ACTIONS TO TAKE =
A) Decide whether each statement below agrees with the patch discussion on console_flush_on_panic(), answering yes or no and quoting the deciding words: (i) when console_flush_on_panic() cannot acquire the console lock, it stops flushing; (ii) semaphores are safe to use in NMI context; (iii) the patch changes a single file.
B) Extend the patch discussion on console_flush_on_panic() below, picking up from its last line.

EXTRACTED TEXT =
[printk,v3,4/7] printk: Do not take console lock for console_flush_on_panic()

Message ID 20230717194607.145135-5-john.ogness@linutronix.de
State New
Headers
Series various cleanups |

Commit Message

John Ogness July 17, 2023, 7:46 p.m. UTC
  Currently console_flush_on_panic() will attempt to acquire the
console lock when flushing the buffer on panic. If it fails to
acquire the lock, it continues anyway because this is the last
chance to get any pending records printed.

The reason why the console lock was attempted at all was to
prevent any other CPUs from acquiring the console lock for
printing while the panic CPU was printing. But as of the
previous commit, non-panic CPUs will no longer attempt to
acquire the console lock in a panic situation. Therefore it is
no longer strictly necessary for a panic CPU to acquire the
console lock.

Avoiding taking the console lock when flushing in panic has
the additional benefit of avoiding possible deadlocks due to
semaphore usage in NMI context (semaphores are not NMI-safe)
and avoiding possible deadlocks if another CPU accesses the
semaphore and is stopped while holding one of the semaphore's
internal spinlocks.

Signed-off-by: John Ogness <john.ogness@linutronix.de>
---
 kernel/printk/printk.c | 28 +++++++++++++++++++---------
 1 file changed, 19 insertions(+), 9 deletions(-)
  

Comments

Sergey Senozhatsky July 18, 2023, 3:18 a.m. UTC | #1
On (23/07/17 21:52), John Ogness wrote:
> 
> Currently console_flush_on_panic() will attempt to acquire the
> console lock when flushing the buffer on panic. If it fails to
> acquire the lock, it continues anyway because this is the last
> chance to get any pending records printed.
> 
> The reason why the console lock was attempted at all was to
> prevent any other CPUs from acquiring the console lock for
> printing while the panic CPU was printing. But as of the
> previous commit, non-panic CPUs will no longer attempt to
> acquire the console lock in a panic situation. Therefore it is
> no longer strictly necessary for a panic CPU to acquire the
> console lock.
> 
> Avoiding taking the console lock when flushing in panic has
> the additional benefit of avoiding possible deadlocks due to
> semaphore usage in NMI context (semaphores are not NMI-safe)

SUPPLIED ENTRIES =
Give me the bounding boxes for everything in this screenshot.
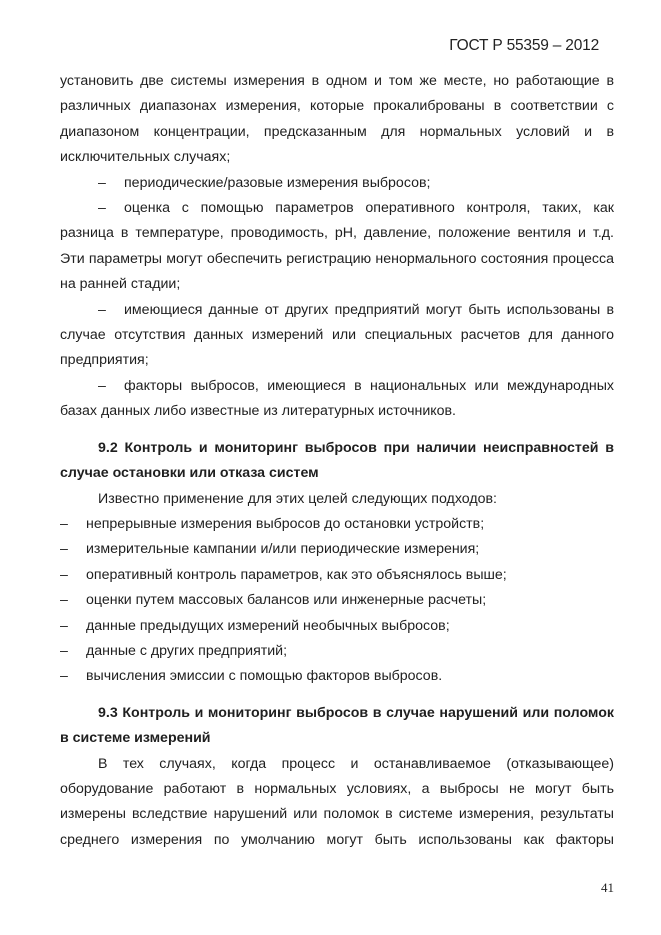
list-item xyxy=(60,171,614,196)
list-item-text: оценки путем массовых балансов или инженерные расчеты; xyxy=(86,592,487,609)
dash-marker: – xyxy=(98,174,106,191)
document-body xyxy=(60,69,614,853)
dash-marker: – xyxy=(98,301,106,318)
section-heading-9-2: 9.2 Контроль и мониторинг выбросов при наличии неисправностей в случае остановки или отказа систем xyxy=(60,439,614,482)
document-code: ГОСТ Р 55359 – 2012 xyxy=(449,37,599,54)
section-paragraph: В тех случаях, когда процесс и останавливаемое (отказывающее) оборудование работают в нормальных условиях, а выбросы не могут быть измерены вследствие нарушений или поломок в системе измерения, результаты среднего измерения по умолчанию могут быть использованы как факторы xyxy=(60,755,614,848)
dash-marker: – xyxy=(60,566,68,583)
list-item-text: периодические/разовые измерения выбросов; xyxy=(124,174,431,191)
list-item-text: непрерывные измерения выбросов до остановки устройств; xyxy=(86,515,485,532)
paragraph-continuation: установить две системы измерения в одном и том же месте, но работающие в различных диапазонах измерения, которые прокалиброваны в соответствии с диапазоном концентрации, предсказанным для нормальных условий и в исключительных случаях; xyxy=(60,73,614,166)
list-item xyxy=(60,639,614,664)
page-number: 41 xyxy=(601,880,614,895)
list-item xyxy=(60,588,614,613)
list-item-text: оценка с помощью параметров оперативного контроля, таких, как разница в температуре, проводимость, pH, давление, положение вентиля и т.д. Эти параметры могут обеспечить регистрацию ненормального состояния процесса на ранней стадии; xyxy=(60,200,614,293)
section-intro: Известно применение для этих целей следующих подходов: xyxy=(98,490,497,507)
dash-marker: – xyxy=(60,541,68,558)
list-item xyxy=(60,512,614,537)
list-item-text: факторы выбросов, имеющиеся в национальных или международных базах данных либо известные из литературных источников. xyxy=(60,377,614,420)
list-item xyxy=(60,298,614,374)
section-heading-9-3: 9.3 Контроль и мониторинг выбросов в случае нарушений или поломок в системе измерений xyxy=(60,704,614,747)
list-item-text: данные с других предприятий; xyxy=(86,642,288,659)
list-item-text: оперативный контроль параметров, как это объяснялось выше; xyxy=(86,566,507,583)
list-item-text: имеющиеся данные от других предприятий могут быть использованы в случае отсутствия данных измерений или специальных расчетов для данного предприятия; xyxy=(60,301,614,369)
list-item xyxy=(60,664,614,689)
dash-marker: – xyxy=(60,668,68,685)
dash-marker: – xyxy=(60,642,68,659)
list-item-text: вычисления эмиссии с помощью факторов выбросов. xyxy=(86,668,443,685)
dash-marker: – xyxy=(60,592,68,609)
list-item xyxy=(60,614,614,639)
dash-marker: – xyxy=(60,617,68,634)
list-item-text: измерительные кампании и/или периодические измерения; xyxy=(86,541,480,558)
dash-marker: – xyxy=(60,515,68,532)
list-item-text: данные предыдущих измерений необычных выбросов; xyxy=(86,617,450,634)
list-item xyxy=(60,563,614,588)
dash-marker: – xyxy=(98,200,106,217)
list-item xyxy=(60,537,614,562)
list-item xyxy=(60,374,614,425)
dash-marker: – xyxy=(98,377,106,394)
list-item xyxy=(60,196,614,298)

RESULTS FOR THE EXERCISE =
A)
(i) No: "If it fails to acquire the lock, it continues anyway because this is the last chance to get any pending records printed."
(ii) No: "(semaphores are not NMI-safe)"
(iii) Yes: "1 file changed, 19 insertions(+), 9 deletions(-)"

B)
> and avoiding possible deadlocks if another CPU accesses the
> semaphore and is stopped while holding one of the semaphore's
> internal spinlocks.
> 
> Signed-off-by: John Ogness <john.ogness@linutronix.de>

Reviewed-by: Sergey Senozhatsky <senozhatsky@chromium.org>
  
Petr Mladek July 18, 2023, 10:28 a.m. UTC | #2
On Mon 2023-07-17 21:52:04, John Ogness wrote:
> Currently console_flush_on_panic() will attempt to acquire the
> console lock when flushing the buffer on panic. If it fails to
> acquire the lock, it continues anyway because this is the last
> chance to get any pending records printed.
> 
> The reason why the console lock was attempted at all was to
> prevent any other CPUs from acquiring the console lock for
> printing while the panic CPU was printing. But as of the
> previous commit, non-panic CPUs will no longer attempt to
> acquire the console lock in a panic situation. Therefore it is
> no longer strictly necessary for a panic CPU to acquire the
> console lock.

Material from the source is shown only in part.